WHAT IS EXPECTED: Exactly reproduce all the records, keeping pictures out of the copy.

ENTRIES PROVIDED:
###
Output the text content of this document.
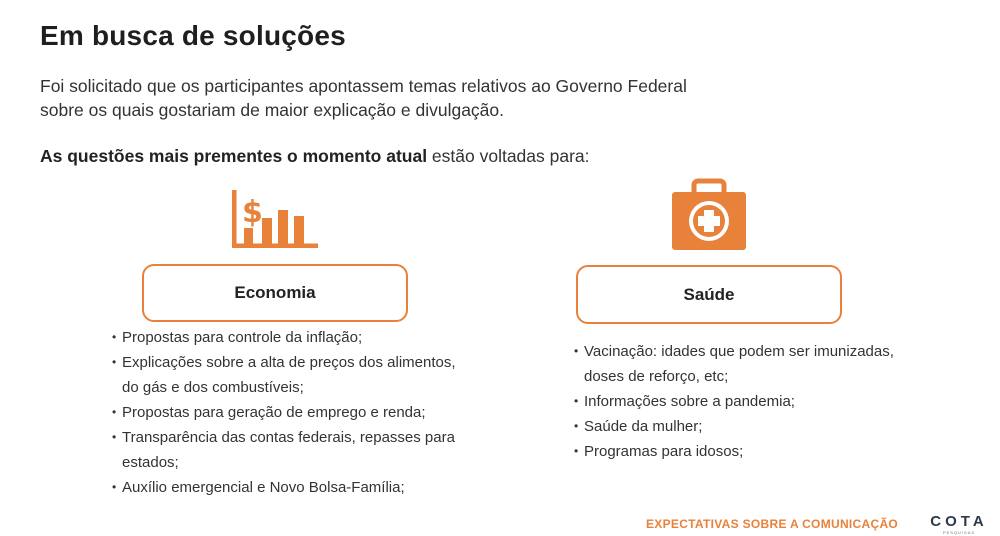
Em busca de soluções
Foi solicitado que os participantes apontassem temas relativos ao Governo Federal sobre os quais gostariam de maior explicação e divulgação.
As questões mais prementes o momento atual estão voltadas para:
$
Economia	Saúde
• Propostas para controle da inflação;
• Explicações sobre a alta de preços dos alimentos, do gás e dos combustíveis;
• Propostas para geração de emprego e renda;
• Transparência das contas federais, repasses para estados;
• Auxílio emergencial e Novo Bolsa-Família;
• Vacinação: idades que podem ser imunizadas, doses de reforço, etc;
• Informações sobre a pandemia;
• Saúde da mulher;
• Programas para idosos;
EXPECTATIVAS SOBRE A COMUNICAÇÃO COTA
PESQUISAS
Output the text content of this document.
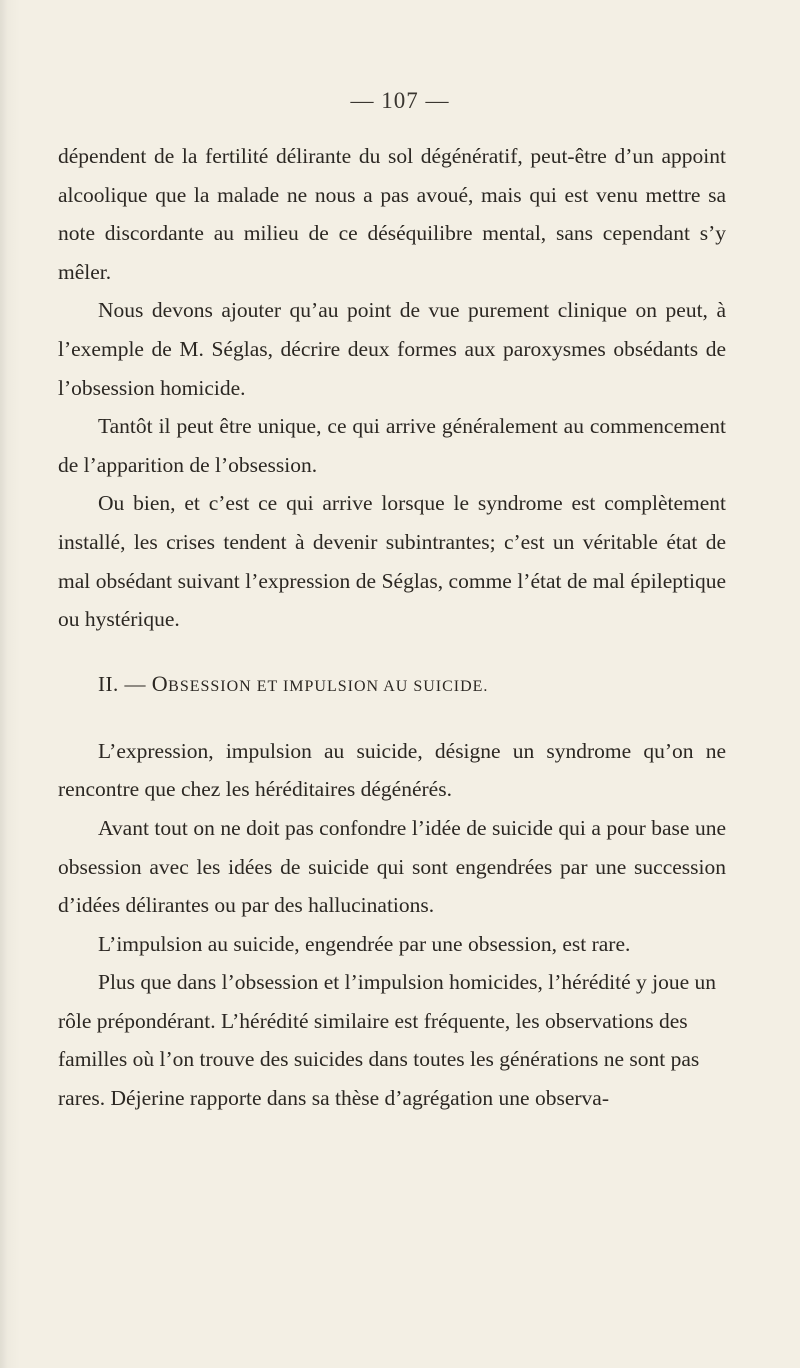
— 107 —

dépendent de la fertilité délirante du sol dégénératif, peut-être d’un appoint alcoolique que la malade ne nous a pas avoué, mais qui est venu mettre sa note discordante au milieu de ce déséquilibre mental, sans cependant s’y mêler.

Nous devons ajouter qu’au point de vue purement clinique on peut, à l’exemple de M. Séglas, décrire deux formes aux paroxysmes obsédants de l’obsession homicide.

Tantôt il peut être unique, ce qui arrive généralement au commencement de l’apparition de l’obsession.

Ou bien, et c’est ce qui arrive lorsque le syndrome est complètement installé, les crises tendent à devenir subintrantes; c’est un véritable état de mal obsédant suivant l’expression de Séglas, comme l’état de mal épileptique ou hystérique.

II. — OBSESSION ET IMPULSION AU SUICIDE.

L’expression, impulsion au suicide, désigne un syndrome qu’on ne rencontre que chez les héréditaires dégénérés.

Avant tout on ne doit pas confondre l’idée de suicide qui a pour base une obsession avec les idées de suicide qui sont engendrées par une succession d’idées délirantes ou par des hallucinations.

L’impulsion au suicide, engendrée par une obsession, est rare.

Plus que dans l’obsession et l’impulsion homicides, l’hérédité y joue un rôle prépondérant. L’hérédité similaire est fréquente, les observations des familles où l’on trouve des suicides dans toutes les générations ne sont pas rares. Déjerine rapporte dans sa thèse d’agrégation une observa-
###
SOLVED EXERCISE:
Output the text content of this document.
Em busca de soluções
Foi solicitado que os participantes apontassem temas relativos ao Governo Federal sobre os quais gostariam de maior explicação e divulgação.
As questões mais prementes o momento atual estão voltadas para:
$
Economia	Saúde
• Propostas para controle da inflação;
• Explicações sobre a alta de preços dos alimentos, do gás e dos combustíveis;
• Propostas para geração de emprego e renda;
• Transparência das contas federais, repasses para estados;
• Auxílio emergencial e Novo Bolsa-Família;
• Vacinação: idades que podem ser imunizadas, doses de reforço, etc;
• Informações sobre a pandemia;
• Saúde da mulher;
• Programas para idosos;
EXPECTATIVAS SOBRE A COMUNICAÇÃO COTA
PESQUISAS
Output the text content of this document.
— 107 —

dépendent de la fertilité délirante du sol dégénératif, peut-être d’un appoint alcoolique que la malade ne nous a pas avoué, mais qui est venu mettre sa note discordante au milieu de ce déséquilibre mental, sans cependant s’y mêler.

Nous devons ajouter qu’au point de vue purement clinique on peut, à l’exemple de M. Séglas, décrire deux formes aux paroxysmes obsédants de l’obsession homicide.

Tantôt il peut être unique, ce qui arrive généralement au commencement de l’apparition de l’obsession.

Ou bien, et c’est ce qui arrive lorsque le syndrome est complètement installé, les crises tendent à devenir subintrantes; c’est un véritable état de mal obsédant suivant l’expression de Séglas, comme l’état de mal épileptique ou hystérique.

II. — OBSESSION ET IMPULSION AU SUICIDE.

L’expression, impulsion au suicide, désigne un syndrome qu’on ne rencontre que chez les héréditaires dégénérés.

Avant tout on ne doit pas confondre l’idée de suicide qui a pour base une obsession avec les idées de suicide qui sont engendrées par une succession d’idées délirantes ou par des hallucinations.

L’impulsion au suicide, engendrée par une obsession, est rare.

Plus que dans l’obsession et l’impulsion homicides, l’hérédité y joue un rôle prépondérant. L’hérédité similaire est fréquente, les observations des familles où l’on trouve des suicides dans toutes les générations ne sont pas rares. Déjerine rapporte dans sa thèse d’agrégation une observa-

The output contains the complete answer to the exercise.